■ ARTICLE
•••

Riccardo Pineri

Adriaan Herman Gouwe, peintre de Polynésie

Avant et après

Taravao (Tahiti), 1998

bibliothèque insulaire
   
peintres des îles
édité à Tahiti
Outre-Mer 98
parutions 1998
Adriaan Herman Gouwe, peintre de Polynésie / Riccardo Pineri. - Taravao (Tahiti) : Éd. Avant et Après, 1998. - 118 p. : ill. ; 27 cm. - (Permanence de l'art).
ISBN 2-907716-16-6
Riccardo Pineri a participé (2000-2005) au jury du « Prix du Livre Insulaire » d'Ouessant.
NOTE DE L'ÉDITEURDepuis la découverte des îles de Polynésie, à la fin du XVIIIe siècle, s'est noué un jeu de relations et d'échanges entre cet orient extrême et la culture occidentale, un tropisme amoureux fait de projections et de confrontations réelles, de fascination et de rejet. Entre l'île et l'œuvre d'art il existe un longue complicité faite d'évidences éclatantes et de mystérieuses pudeurs, d'unicité et d'ouverture infinie.

•••

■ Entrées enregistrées
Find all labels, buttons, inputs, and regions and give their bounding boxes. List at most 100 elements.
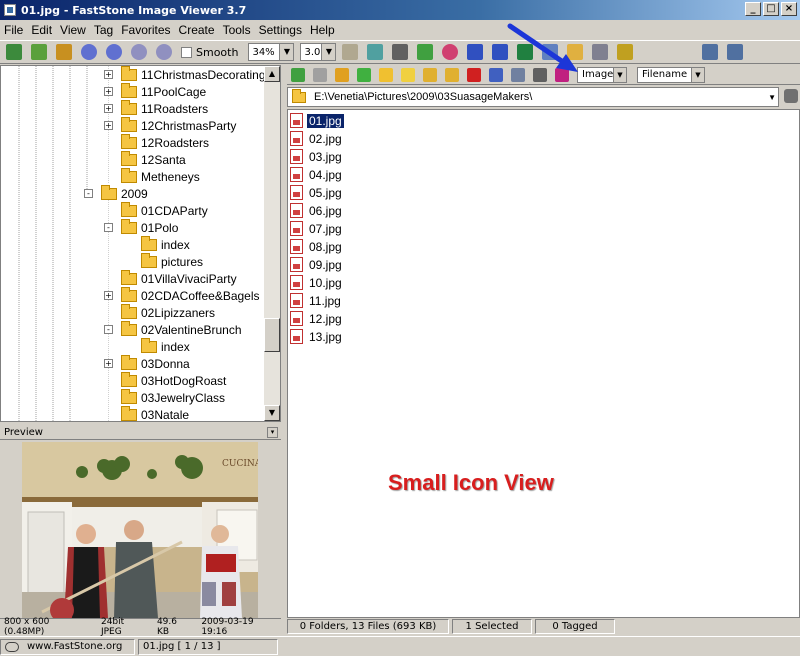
- tree-item[interactable]: Metheneys: [121, 167, 200, 185]
- previous-icon[interactable]: [81, 44, 97, 60]
- file-item[interactable]: 04.jpg: [290, 166, 344, 183]
- zoom-out-icon[interactable]: [156, 44, 172, 60]
- tree-item[interactable]: pictures: [141, 252, 203, 270]
- details-view-icon[interactable]: [511, 67, 525, 82]
- move-to-icon[interactable]: [445, 67, 459, 82]
- file-item[interactable]: 03.jpg: [290, 148, 344, 165]
- hand-tool-icon[interactable]: [342, 44, 359, 60]
- small-icon-view-icon[interactable]: [533, 67, 547, 82]
- scroll-thumb[interactable]: [264, 318, 280, 352]
- tree-item[interactable]: 01Polo: [121, 218, 178, 236]
- collapse-icon[interactable]: -: [104, 223, 113, 232]
- draw-icon[interactable]: [417, 44, 434, 60]
- minimize-button[interactable]: _: [745, 2, 761, 16]
- crop-icon[interactable]: [392, 44, 409, 60]
- folder-icon[interactable]: [56, 44, 72, 60]
- new-folder-icon[interactable]: [401, 67, 415, 82]
- file-list[interactable]: 01.jpg 02.jpg 03.jpg 04.jpg 05.jpg 06.jpg 07.j…: [287, 109, 800, 618]
- smooth-checkbox[interactable]: [181, 46, 192, 58]
- menu-settings[interactable]: Settings: [255, 23, 306, 37]
- tree-item[interactable]: 12ChristmasParty: [121, 116, 236, 134]
- tree-item[interactable]: 11Roadsters: [121, 99, 208, 117]
- rotate-left-icon[interactable]: [467, 44, 484, 60]
- back-icon[interactable]: [291, 67, 305, 82]
- chevron-down-icon[interactable]: ▼: [768, 93, 776, 102]
- file-item[interactable]: 02.jpg: [290, 130, 344, 147]
- wallpaper-icon[interactable]: [617, 44, 634, 60]
- menu-help[interactable]: Help: [306, 23, 339, 37]
- menu-edit[interactable]: Edit: [27, 23, 56, 37]
- scroll-up-icon[interactable]: ▲: [264, 66, 280, 82]
- file-item[interactable]: 01.jpg: [290, 112, 344, 129]
- zoom-in-icon[interactable]: [131, 44, 147, 60]
- print-icon[interactable]: [592, 44, 609, 60]
- expand-icon[interactable]: +: [104, 104, 113, 113]
- file-item[interactable]: 08.jpg: [290, 238, 344, 255]
- file-item[interactable]: 09.jpg: [290, 256, 344, 273]
- forward-icon[interactable]: [313, 67, 327, 82]
- tree-item[interactable]: index: [141, 337, 190, 355]
- tree-item[interactable]: 11PoolCage: [121, 82, 206, 100]
- menu-tag[interactable]: Tag: [90, 23, 117, 37]
- file-item[interactable]: 10.jpg: [290, 274, 344, 291]
- fullscreen-icon[interactable]: [542, 44, 559, 60]
- folder-tree[interactable]: 11ChristmasDecorating +11PoolCage +11Roads…: [0, 65, 281, 422]
- up-folder-icon[interactable]: [335, 67, 349, 82]
- expand-icon[interactable]: +: [104, 87, 113, 96]
- open-icon[interactable]: [6, 44, 22, 60]
- tree-item[interactable]: 12Roadsters: [121, 133, 209, 151]
- tree-item[interactable]: 2009: [101, 184, 148, 202]
- menu-file[interactable]: File: [0, 23, 27, 37]
- tree-scrollbar[interactable]: ▲ ▼: [264, 66, 280, 421]
- maximize-button[interactable]: □: [763, 2, 779, 16]
- file-item[interactable]: 07.jpg: [290, 220, 344, 237]
- thumbnails-view-icon[interactable]: [489, 67, 503, 82]
- file-item[interactable]: 05.jpg: [290, 184, 344, 201]
- filter-select[interactable]: Images ▼: [577, 66, 627, 83]
- zoom-select[interactable]: 34% ▼: [248, 43, 295, 61]
- tree-item[interactable]: 03Natale: [121, 405, 189, 421]
- path-input[interactable]: E:\Venetia\Pictures\2009\03SuasageMakers…: [287, 87, 779, 107]
- collapse-icon[interactable]: -: [84, 189, 93, 198]
- browse-icon[interactable]: [31, 44, 47, 60]
- red-eye-icon[interactable]: [442, 44, 459, 60]
- tree-item[interactable]: 12Santa: [121, 150, 186, 168]
- slideshow-icon[interactable]: [517, 44, 534, 60]
- tree-item[interactable]: index: [141, 235, 190, 253]
- tree-item[interactable]: 01VillaVivaciParty: [121, 269, 237, 287]
- tree-item[interactable]: 11ChristmasDecorating: [121, 66, 266, 83]
- expand-icon[interactable]: +: [104, 70, 113, 79]
- collapse-icon[interactable]: -: [104, 325, 113, 334]
- file-item[interactable]: 06.jpg: [290, 202, 344, 219]
- rotate-right-icon[interactable]: [492, 44, 509, 60]
- layout-alt-icon[interactable]: [727, 44, 744, 60]
- resize-icon[interactable]: [367, 44, 384, 60]
- tree-item[interactable]: 02ValentineBrunch: [121, 320, 242, 338]
- menu-favorites[interactable]: Favorites: [117, 23, 174, 37]
- zoom-step-select[interactable]: 3.0 ▼: [300, 43, 337, 61]
- file-item[interactable]: 12.jpg: [290, 310, 344, 327]
- layout-icon[interactable]: [702, 44, 719, 60]
- expand-icon[interactable]: +: [104, 291, 113, 300]
- copy-to-icon[interactable]: [423, 67, 437, 82]
- file-item[interactable]: 13.jpg: [290, 328, 344, 345]
- menu-view[interactable]: View: [56, 23, 90, 37]
- tree-item[interactable]: 03JewelryClass: [121, 388, 225, 406]
- delete-icon[interactable]: [467, 67, 481, 82]
- email-icon[interactable]: [567, 44, 584, 60]
- favorites-icon[interactable]: [379, 67, 393, 82]
- sort-select[interactable]: Filename ▼: [637, 66, 705, 83]
- expand-icon[interactable]: +: [104, 359, 113, 368]
- refresh-icon[interactable]: [357, 67, 371, 82]
- tree-item[interactable]: 02CDACoffee&Bagels: [121, 286, 260, 304]
- expand-icon[interactable]: +: [104, 121, 113, 130]
- tag-icon[interactable]: [555, 67, 569, 82]
- path-options-icon[interactable]: [784, 89, 798, 103]
- scroll-down-icon[interactable]: ▼: [264, 405, 280, 421]
- tree-item[interactable]: 01CDAParty: [121, 201, 208, 219]
- next-icon[interactable]: [106, 44, 122, 60]
- close-button[interactable]: ×: [781, 2, 797, 16]
- tree-item[interactable]: 02Lipizzaners: [121, 303, 215, 321]
- file-item[interactable]: 11.jpg: [290, 292, 343, 309]
- menu-tools[interactable]: Tools: [219, 23, 255, 37]
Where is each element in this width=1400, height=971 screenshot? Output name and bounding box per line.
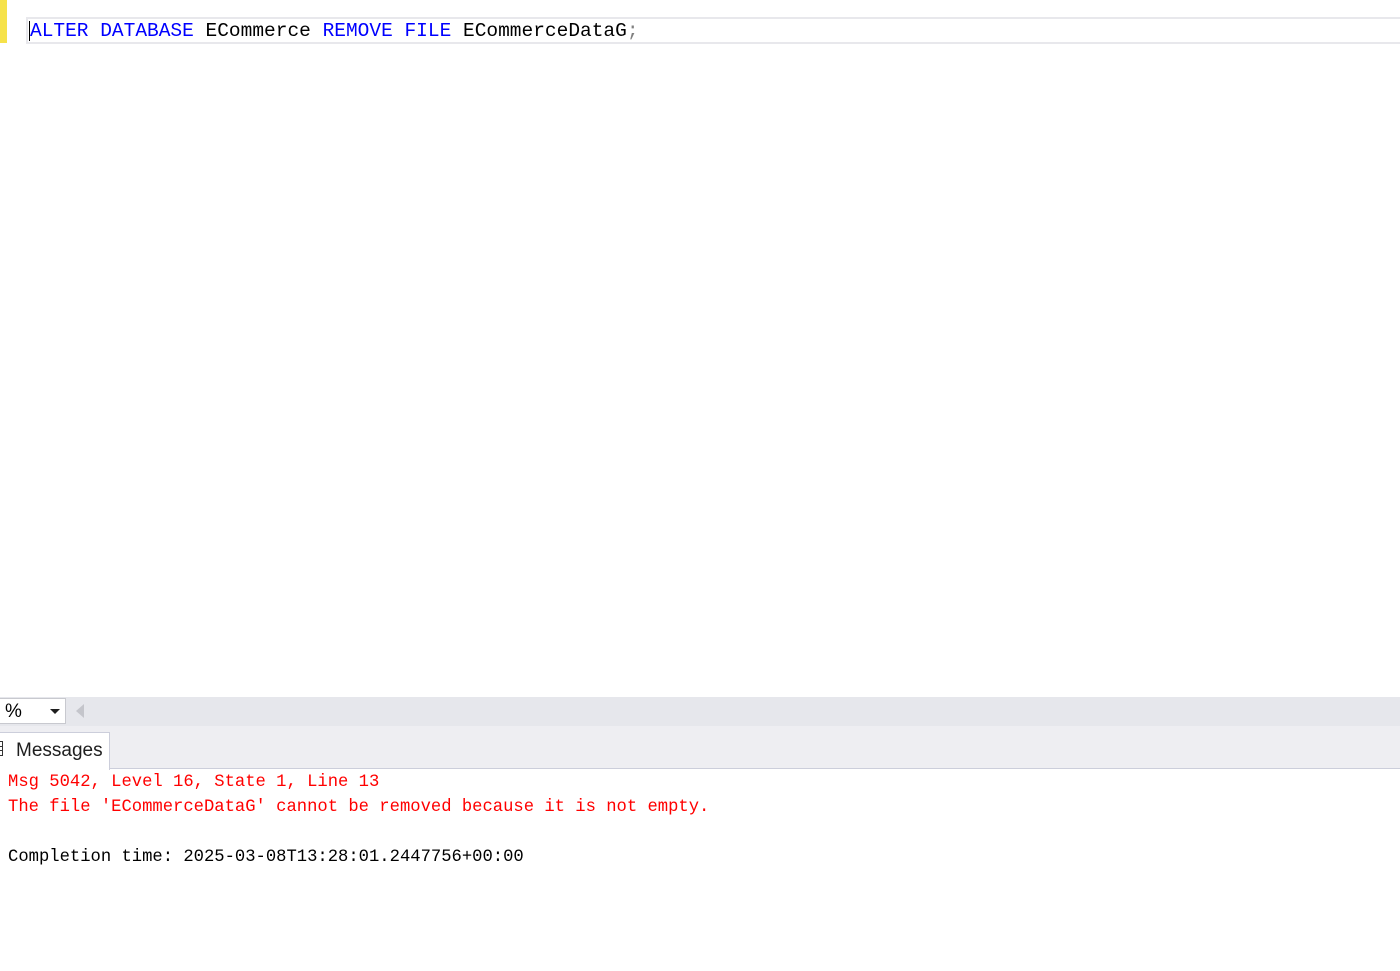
zoom-dropdown[interactable]: % [0, 698, 66, 724]
messages-pane[interactable]: Msg 5042, Level 16, State 1, Line 13 The… [0, 770, 1400, 971]
query-editor[interactable]: ALTER DATABASE ECommerce REMOVE FILE ECo… [0, 0, 1400, 697]
identifier-file: ECommerceDataG [463, 20, 627, 42]
scroll-left-arrow-icon[interactable] [76, 704, 84, 718]
keyword-remove-file: REMOVE FILE [322, 20, 452, 42]
results-tab-strip: Messages [0, 726, 1400, 770]
zoom-scroll-strip: % [0, 697, 1400, 726]
text-caret [29, 21, 30, 41]
tab-messages-label: Messages [16, 740, 103, 761]
error-header: Msg 5042, Level 16, State 1, Line 13 [8, 773, 380, 792]
identifier-database: ECommerce [205, 20, 311, 42]
zoom-value: % [5, 701, 22, 722]
keyword-alter-database: ALTER DATABASE [30, 20, 194, 42]
error-text: The file 'ECommerceDataG' cannot be remo… [8, 798, 710, 817]
chevron-down-icon[interactable] [50, 709, 60, 714]
completion-time: Completion time: 2025-03-08T13:28:01.244… [8, 848, 524, 867]
change-tracking-bar [0, 0, 7, 43]
statement-terminator: ; [626, 20, 639, 42]
messages-icon [0, 741, 3, 756]
tab-messages[interactable]: Messages [0, 732, 110, 770]
code-line-1[interactable]: ALTER DATABASE ECommerce REMOVE FILE ECo… [30, 19, 639, 43]
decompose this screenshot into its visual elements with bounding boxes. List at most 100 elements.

•••

Poursuivez la notice consacrée au peintre Adriaan Herman Gouwe à la suite de sa dernière phrase.

■ RÉPONSE
Après Gauguin, Adriaan Herman Gouwe est le peintre qui a su traduire le choc de la rencontre de la culture occidentale et de la civilisation polynésienne, sans complaisance ni regards de survol.

La peinture de Gouwe nous montre comment la découverte d'une autre culture est indissociable de la pudeur qui en respecte le secret ; elle fait apparaître les signes lumineux et les nervures secrètes qui forment, au-delà des particularités locales et des différences culturelles, la permanence de l'art dans la création et la construction d'un monde commun.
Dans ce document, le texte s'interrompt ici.